## Exercise details
Without the pictures, output the records below word for word.

Items listed in a dataset:
────

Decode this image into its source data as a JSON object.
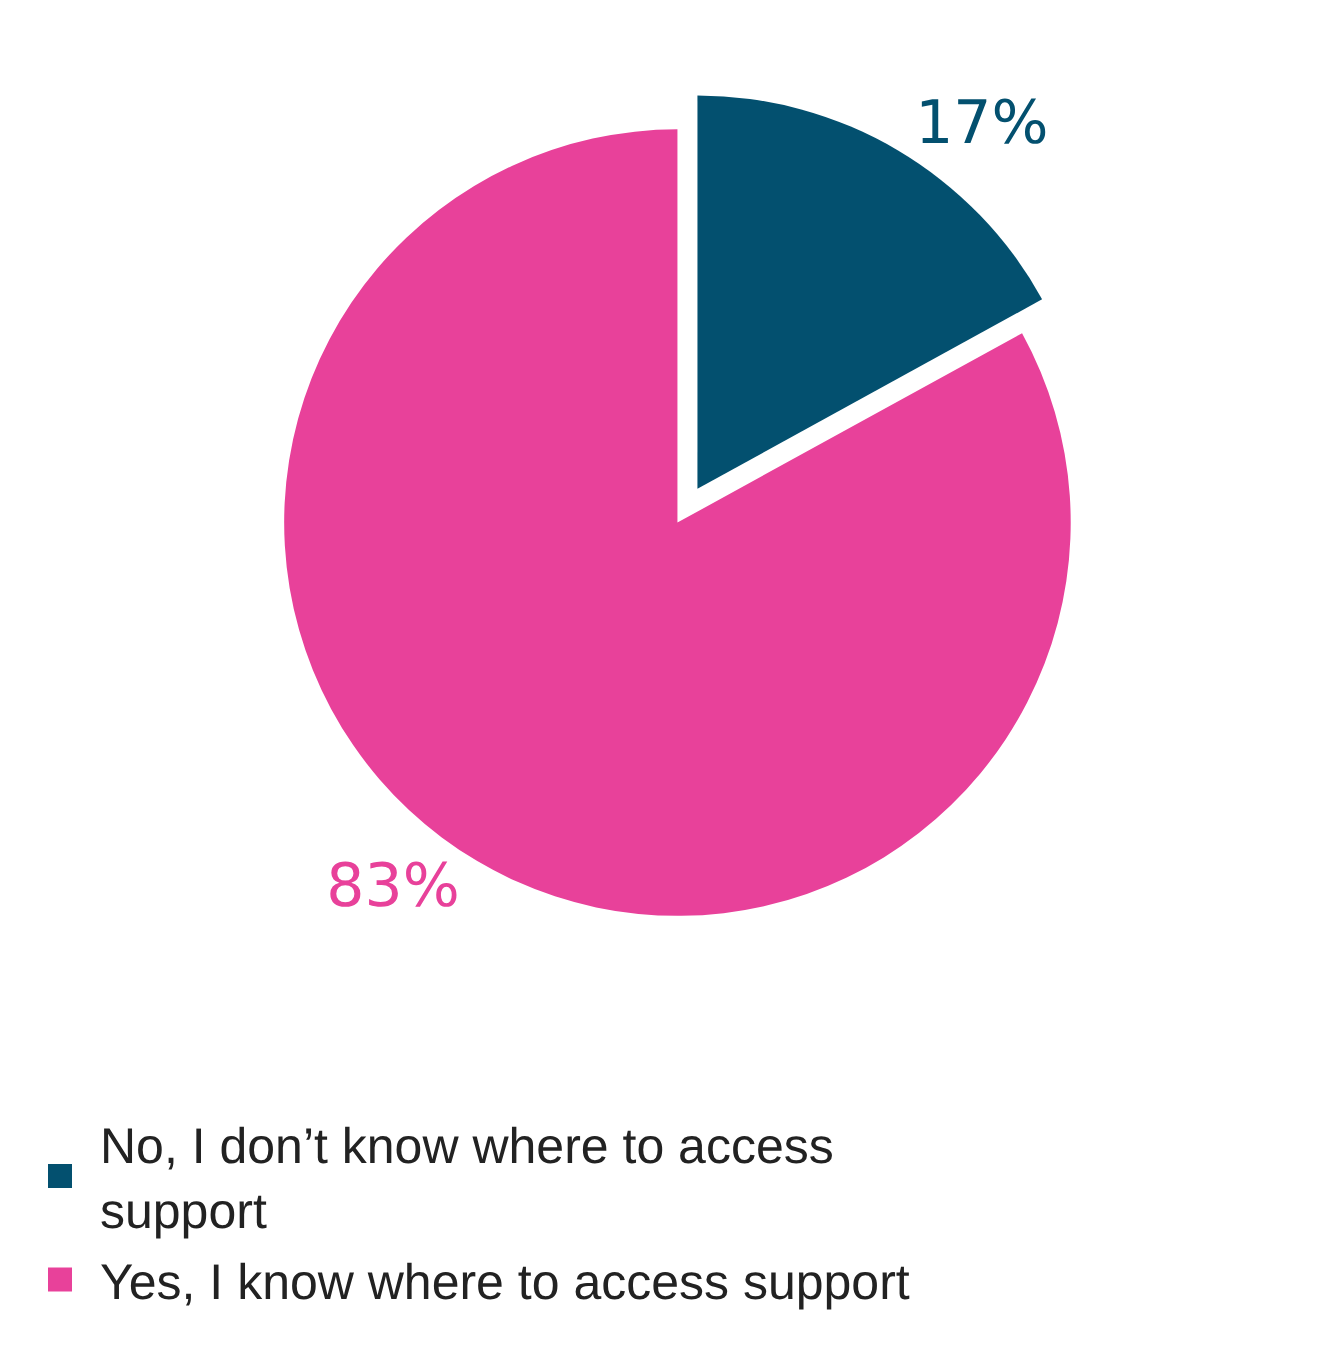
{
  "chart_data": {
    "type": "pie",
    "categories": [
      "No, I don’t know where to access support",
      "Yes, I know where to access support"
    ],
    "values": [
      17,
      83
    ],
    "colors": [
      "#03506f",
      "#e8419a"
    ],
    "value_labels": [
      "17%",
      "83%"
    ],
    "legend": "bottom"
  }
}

────

## Exercise response
Decode this image into its source data as a JSON object.
{
  "chart_data": {
    "type": "pie",
    "categories": [
      "No, I don’t know where to access support",
      "Yes, I know where to access support"
    ],
    "values": [
      17,
      83
    ],
    "colors": [
      "#03506f",
      "#e8419a"
    ],
    "value_labels": [
      "17%",
      "83%"
    ],
    "legend": "bottom"
  }
}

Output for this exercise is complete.